Select and copy out every line in the records containing "护士执业证".

RECORD EXCERPTS ->
================================

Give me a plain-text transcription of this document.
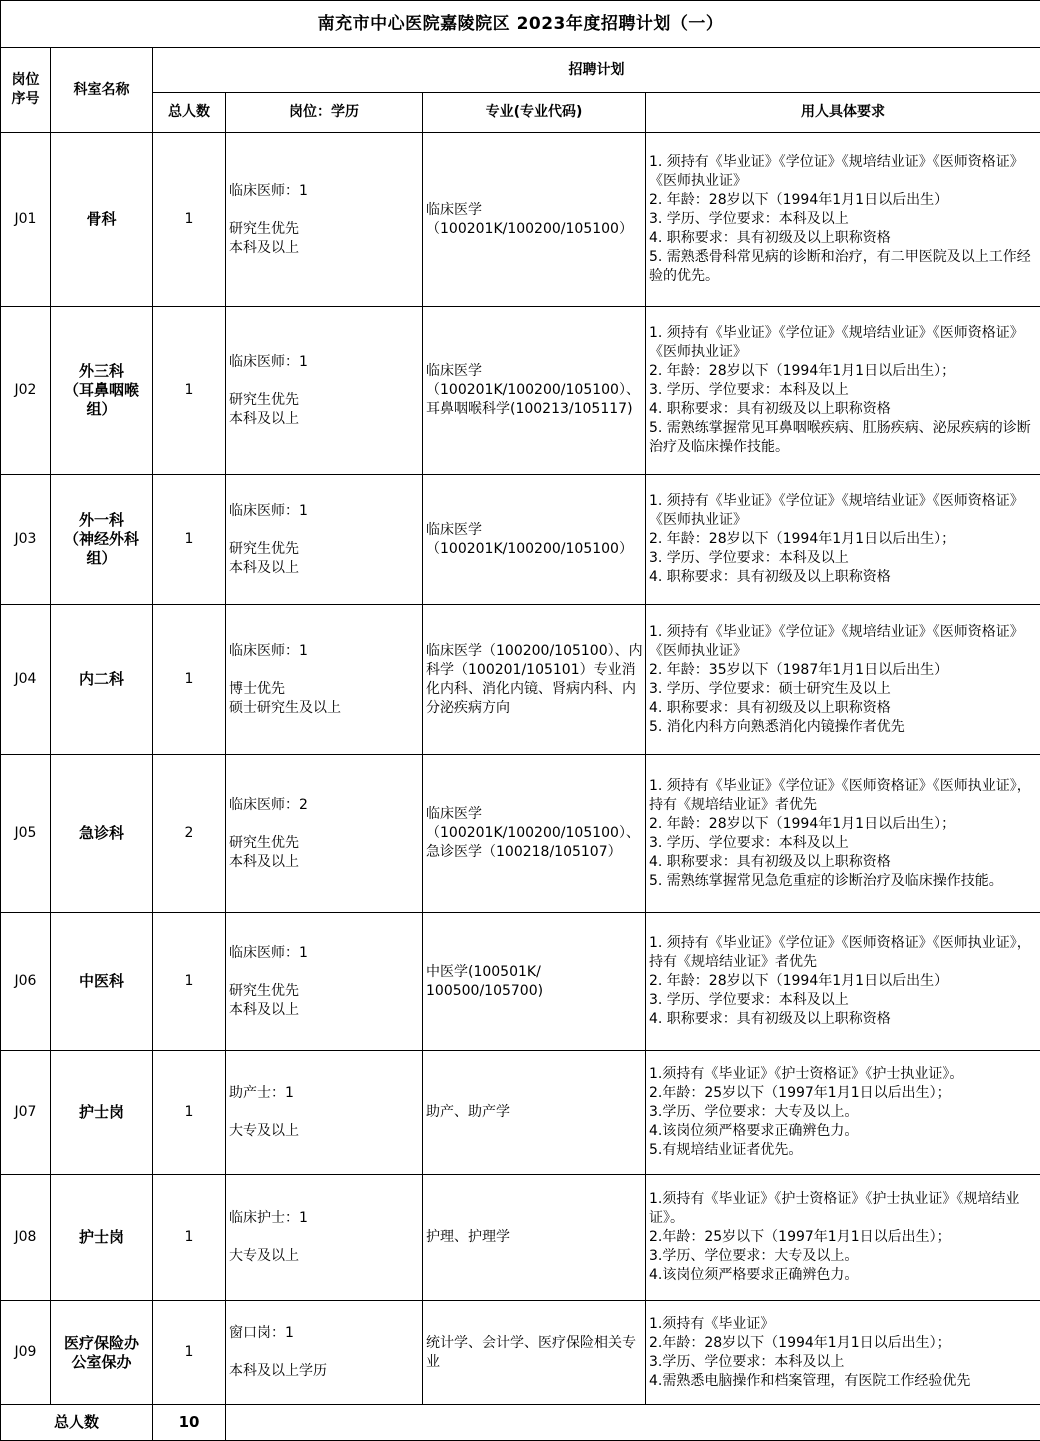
南充市中心医院嘉陵院区 2023年度招聘计划（一）					

岗位
序号	科室名称	招聘计划			
		总人数	岗位：学历	专业(专业代码)	用人具体要求
J01	骨科	1	临床医师：1
研究生优先
本科及以上	临床医学
（100201K/100200/105100）	1. 须持有《毕业证》《学位证》《规培结业证》《医师资格证》《医师执业证》
2. 年龄：28岁以下（1994年1月1日以后出生）
3. 学历、学位要求：本科及以上
4. 职称要求：具有初级及以上职称资格
5. 需熟悉骨科常见病的诊断和治疗，有二甲医院及以上工作经验的优先。

J02	外三科
（耳鼻咽喉
组）	1	临床医师：1
研究生优先
本科及以上	临床医学
（100201K/100200/105100）、耳鼻咽喉科学(100213/105117)	1. 须持有《毕业证》《学位证》《规培结业证》《医师资格证》《医师执业证》
2. 年龄：28岁以下（1994年1月1日以后出生）；
3. 学历、学位要求：本科及以上
4. 职称要求：具有初级及以上职称资格
5. 需熟练掌握常见耳鼻咽喉疾病、肛肠疾病、泌尿疾病的诊断治疗及临床操作技能。

J03	外一科
（神经外科
组）	1	临床医师：1
研究生优先
本科及以上	临床医学
（100201K/100200/105100）	1. 须持有《毕业证》《学位证》《规培结业证》《医师资格证》《医师执业证》
2. 年龄：28岁以下（1994年1月1日以后出生）；
3. 学历、学位要求：本科及以上
4. 职称要求：具有初级及以上职称资格

J04	内二科	1	临床医师：1
博士优先
硕士研究生及以上	临床医学（100200/105100）、内科学（100201/105101）专业消化内科、消化内镜、肾病内科、内分泌疾病方向	1. 须持有《毕业证》《学位证》《规培结业证》《医师资格证》《医师执业证》
2. 年龄：35岁以下（1987年1月1日以后出生）
3. 学历、学位要求：硕士研究生及以上
4. 职称要求：具有初级及以上职称资格
5. 消化内科方向熟悉消化内镜操作者优先

J05	急诊科	2	临床医师：2
研究生优先
本科及以上	临床医学
（100201K/100200/105100）、急诊医学（100218/105107）	1. 须持有《毕业证》《学位证》《医师资格证》《医师执业证》，持有《规培结业证》者优先
2. 年龄：28岁以下（1994年1月1日以后出生）；
3. 学历、学位要求：本科及以上
4. 职称要求：具有初级及以上职称资格
5. 需熟练掌握常见急危重症的诊断治疗及临床操作技能。

J06	中医科	1	临床医师：1
研究生优先
本科及以上	中医学(100501K/
100500/105700)	1. 须持有《毕业证》《学位证》《医师资格证》《医师执业证》，持有《规培结业证》者优先
2. 年龄：28岁以下（1994年1月1日以后出生）
3. 学历、学位要求：本科及以上
4. 职称要求：具有初级及以上职称资格

J07	护士岗	1	助产士：1
大专及以上	助产、助产学	1.须持有《毕业证》《护士资格证》《护士执业证》。
2.年龄：25岁以下（1997年1月1日以后出生）；
3.学历、学位要求：大专及以上。
4.该岗位须严格要求正确辨色力。
5.有规培结业证者优先。

J08	护士岗	1	临床护士：1
大专及以上	护理、护理学	1.须持有《毕业证》《护士资格证》《护士执业证》《规培结业证》。
2.年龄：25岁以下（1997年1月1日以后出生）；
3.学历、学位要求：大专及以上。
4.该岗位须严格要求正确辨色力。

J09	医疗保险办
公室保办	1	窗口岗：1
本科及以上学历	统计学、会计学、医疗保险相关专业	1.须持有《毕业证》
2.年龄：28岁以下（1994年1月1日以后出生）；
3.学历、学位要求：本科及以上
4.需熟悉电脑操作和档案管理，有医院工作经验优先

总人数		10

================================

WRITTEN RESPONSE ->
大专及以上	助产、助产学	1.须持有《毕业证》《护士资格证》《护士执业证》。
大专及以上	护理、护理学	1.须持有《毕业证》《护士资格证》《护士执业证》《规培结业证》。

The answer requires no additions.